§ INPUT MATERIAL:
______________________________
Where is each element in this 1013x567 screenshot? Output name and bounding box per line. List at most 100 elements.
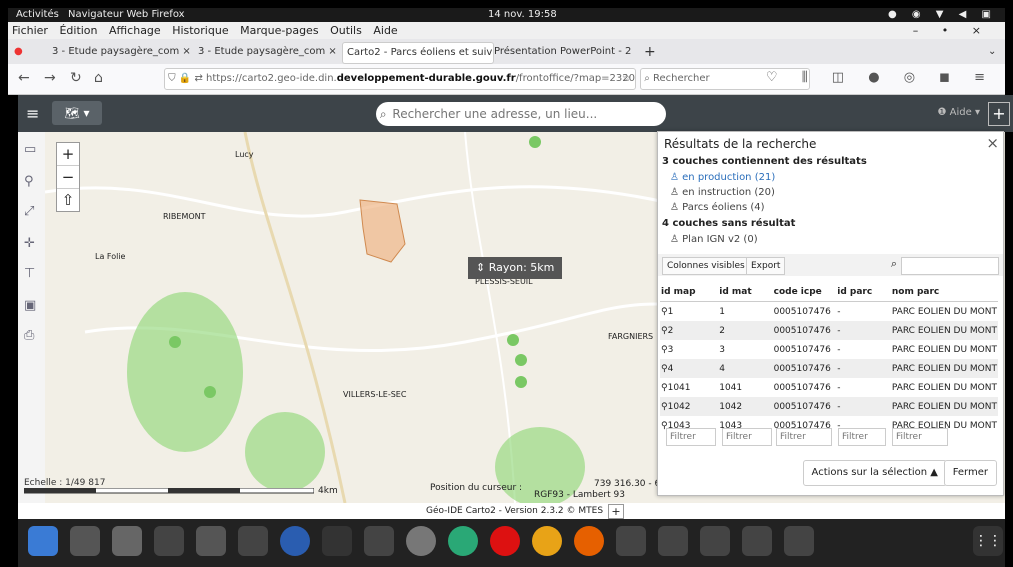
______________________________
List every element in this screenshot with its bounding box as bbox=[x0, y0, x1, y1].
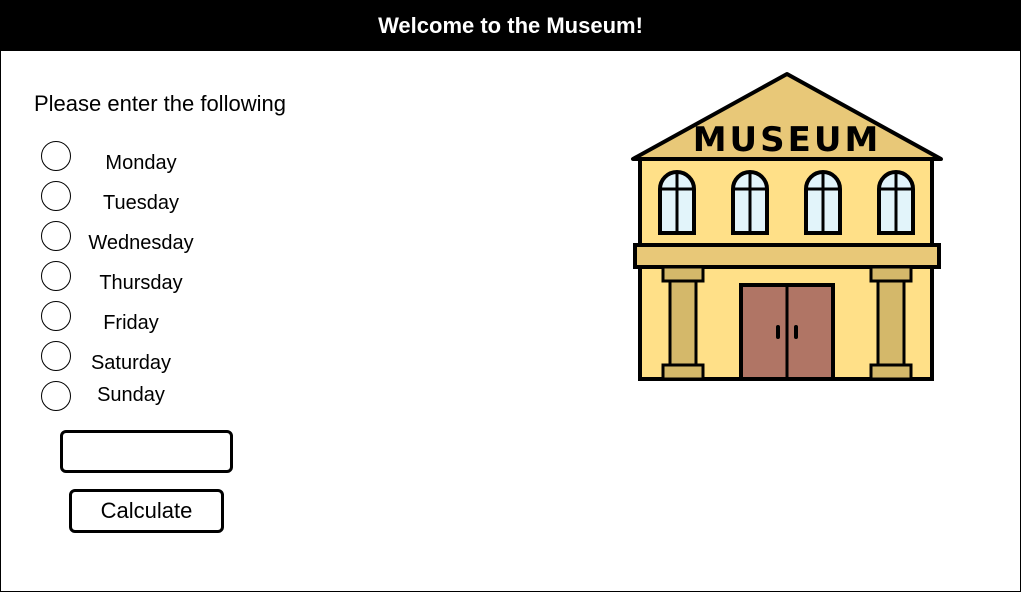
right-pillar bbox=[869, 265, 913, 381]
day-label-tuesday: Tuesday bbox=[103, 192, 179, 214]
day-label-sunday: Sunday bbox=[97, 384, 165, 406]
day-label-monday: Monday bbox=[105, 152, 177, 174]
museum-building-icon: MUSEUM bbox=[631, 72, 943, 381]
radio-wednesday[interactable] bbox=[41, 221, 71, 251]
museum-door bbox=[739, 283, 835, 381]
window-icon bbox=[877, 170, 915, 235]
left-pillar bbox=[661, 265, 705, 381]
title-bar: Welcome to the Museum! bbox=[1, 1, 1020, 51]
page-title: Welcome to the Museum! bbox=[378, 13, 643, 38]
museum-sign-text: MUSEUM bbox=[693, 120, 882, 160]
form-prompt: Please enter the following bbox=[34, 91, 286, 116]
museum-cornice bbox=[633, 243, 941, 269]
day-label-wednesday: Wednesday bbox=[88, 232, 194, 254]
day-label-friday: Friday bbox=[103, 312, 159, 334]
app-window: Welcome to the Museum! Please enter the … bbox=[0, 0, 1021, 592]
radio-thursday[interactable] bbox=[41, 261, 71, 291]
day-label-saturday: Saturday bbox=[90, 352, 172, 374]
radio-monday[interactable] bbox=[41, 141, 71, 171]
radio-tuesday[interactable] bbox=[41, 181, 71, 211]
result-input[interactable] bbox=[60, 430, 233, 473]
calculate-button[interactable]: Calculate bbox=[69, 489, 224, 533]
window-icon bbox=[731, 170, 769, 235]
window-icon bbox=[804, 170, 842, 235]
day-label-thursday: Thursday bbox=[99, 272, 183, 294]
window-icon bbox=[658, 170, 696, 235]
______________________________
§ WHAT NEEDS TO BE DONE:
In the items from the line containing "List every element" through the line containing "page-title: Welcome to", swap "pillar" for "column" and reproduce those lines with nothing else altered. Leave the pictures out.

§ RESULT OF THE TASK:
List every element in this screenshot with its bounding box as bbox=[x0, y0, x1, y1].
right-column bbox=[869, 265, 913, 381]
day-label-tuesday: Tuesday bbox=[103, 192, 179, 214]
day-label-sunday: Sunday bbox=[97, 384, 165, 406]
day-label-monday: Monday bbox=[105, 152, 177, 174]
museum-building-icon: MUSEUM bbox=[631, 72, 943, 381]
radio-wednesday[interactable] bbox=[41, 221, 71, 251]
museum-door bbox=[739, 283, 835, 381]
window-icon bbox=[877, 170, 915, 235]
left-column bbox=[661, 265, 705, 381]
title-bar: Welcome to the Museum! bbox=[1, 1, 1020, 51]
page-title: Welcome to the Museum! bbox=[378, 13, 643, 38]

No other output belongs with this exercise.